Dataset excerpts:
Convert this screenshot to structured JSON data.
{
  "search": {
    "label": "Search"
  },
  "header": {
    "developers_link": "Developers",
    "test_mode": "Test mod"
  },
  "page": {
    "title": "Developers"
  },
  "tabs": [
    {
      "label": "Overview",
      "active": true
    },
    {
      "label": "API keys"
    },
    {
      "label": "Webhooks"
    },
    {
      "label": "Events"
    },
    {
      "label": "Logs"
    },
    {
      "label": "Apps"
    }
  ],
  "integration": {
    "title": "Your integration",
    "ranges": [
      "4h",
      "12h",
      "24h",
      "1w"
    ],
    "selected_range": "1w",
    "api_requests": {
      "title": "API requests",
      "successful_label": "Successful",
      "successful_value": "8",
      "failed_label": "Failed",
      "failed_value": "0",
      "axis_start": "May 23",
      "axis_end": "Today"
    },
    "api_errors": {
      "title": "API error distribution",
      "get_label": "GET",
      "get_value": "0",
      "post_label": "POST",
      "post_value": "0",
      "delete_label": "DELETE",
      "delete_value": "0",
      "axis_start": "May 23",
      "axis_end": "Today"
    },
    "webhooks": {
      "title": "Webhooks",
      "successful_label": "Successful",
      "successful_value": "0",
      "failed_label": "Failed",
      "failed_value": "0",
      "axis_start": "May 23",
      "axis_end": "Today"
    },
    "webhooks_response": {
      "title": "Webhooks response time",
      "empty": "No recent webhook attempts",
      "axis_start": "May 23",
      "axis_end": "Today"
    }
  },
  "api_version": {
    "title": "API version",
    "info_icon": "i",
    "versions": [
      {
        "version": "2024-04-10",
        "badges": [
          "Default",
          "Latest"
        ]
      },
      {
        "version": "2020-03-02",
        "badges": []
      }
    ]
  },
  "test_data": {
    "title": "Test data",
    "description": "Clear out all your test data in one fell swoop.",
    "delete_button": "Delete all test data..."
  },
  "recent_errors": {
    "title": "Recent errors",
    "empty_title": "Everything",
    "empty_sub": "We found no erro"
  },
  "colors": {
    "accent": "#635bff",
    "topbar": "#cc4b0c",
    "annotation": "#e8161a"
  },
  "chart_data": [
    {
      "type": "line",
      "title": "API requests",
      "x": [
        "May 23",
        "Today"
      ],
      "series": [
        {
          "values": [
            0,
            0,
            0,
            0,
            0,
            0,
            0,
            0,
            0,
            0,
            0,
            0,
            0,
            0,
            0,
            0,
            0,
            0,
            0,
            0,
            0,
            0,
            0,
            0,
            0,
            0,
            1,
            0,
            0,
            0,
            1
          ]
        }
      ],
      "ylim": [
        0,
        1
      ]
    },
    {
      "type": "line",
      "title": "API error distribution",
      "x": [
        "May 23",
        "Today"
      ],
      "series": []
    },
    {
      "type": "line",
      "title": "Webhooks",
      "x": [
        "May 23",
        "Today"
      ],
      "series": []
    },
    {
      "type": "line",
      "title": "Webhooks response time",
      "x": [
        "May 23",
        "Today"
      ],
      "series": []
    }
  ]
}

Work required: Restate the whole of the material exactly.

Answer to this problem:
Convert this screenshot to structured JSON data.
{
  "search": {
    "label": "Search"
  },
  "header": {
    "developers_link": "Developers",
    "test_mode": "Test mod"
  },
  "page": {
    "title": "Developers"
  },
  "tabs": [
    {
      "label": "Overview",
      "active": true
    },
    {
      "label": "API keys"
    },
    {
      "label": "Webhooks"
    },
    {
      "label": "Events"
    },
    {
      "label": "Logs"
    },
    {
      "label": "Apps"
    }
  ],
  "integration": {
    "title": "Your integration",
    "ranges": [
      "4h",
      "12h",
      "24h",
      "1w"
    ],
    "selected_range": "1w",
    "api_requests": {
      "title": "API requests",
      "successful_label": "Successful",
      "successful_value": "8",
      "failed_label": "Failed",
      "failed_value": "0",
      "axis_start": "May 23",
      "axis_end": "Today"
    },
    "api_errors": {
      "title": "API error distribution",
      "get_label": "GET",
      "get_value": "0",
      "post_label": "POST",
      "post_value": "0",
      "delete_label": "DELETE",
      "delete_value": "0",
      "axis_start": "May 23",
      "axis_end": "Today"
    },
    "webhooks": {
      "title": "Webhooks",
      "successful_label": "Successful",
      "successful_value": "0",
      "failed_label": "Failed",
      "failed_value": "0",
      "axis_start": "May 23",
      "axis_end": "Today"
    },
    "webhooks_response": {
      "title": "Webhooks response time",
      "empty": "No recent webhook attempts",
      "axis_start": "May 23",
      "axis_end": "Today"
    }
  },
  "api_version": {
    "title": "API version",
    "info_icon": "i",
    "versions": [
      {
        "version": "2024-04-10",
        "badges": [
          "Default",
          "Latest"
        ]
      },
      {
        "version": "2020-03-02",
        "badges": []
      }
    ]
  },
  "test_data": {
    "title": "Test data",
    "description": "Clear out all your test data in one fell swoop.",
    "delete_button": "Delete all test data..."
  },
  "recent_errors": {
    "title": "Recent errors",
    "empty_title": "Everything",
    "empty_sub": "We found no erro"
  },
  "colors": {
    "accent": "#635bff",
    "topbar": "#cc4b0c",
    "annotation": "#e8161a"
  },
  "chart_data": [
    {
      "type": "line",
      "title": "API requests",
      "x": [
        "May 23",
        "Today"
      ],
      "series": [
        {
          "values": [
            0,
            0,
            0,
            0,
            0,
            0,
            0,
            0,
            0,
            0,
            0,
            0,
            0,
            0,
            0,
            0,
            0,
            0,
            0,
            0,
            0,
            0,
            0,
            0,
            0,
            0,
            1,
            0,
            0,
            0,
            1
          ]
        }
      ],
      "ylim": [
        0,
        1
      ]
    },
    {
      "type": "line",
      "title": "API error distribution",
      "x": [
        "May 23",
        "Today"
      ],
      "series": []
    },
    {
      "type": "line",
      "title": "Webhooks",
      "x": [
        "May 23",
        "Today"
      ],
      "series": []
    },
    {
      "type": "line",
      "title": "Webhooks response time",
      "x": [
        "May 23",
        "Today"
      ],
      "series": []
    }
  ]
}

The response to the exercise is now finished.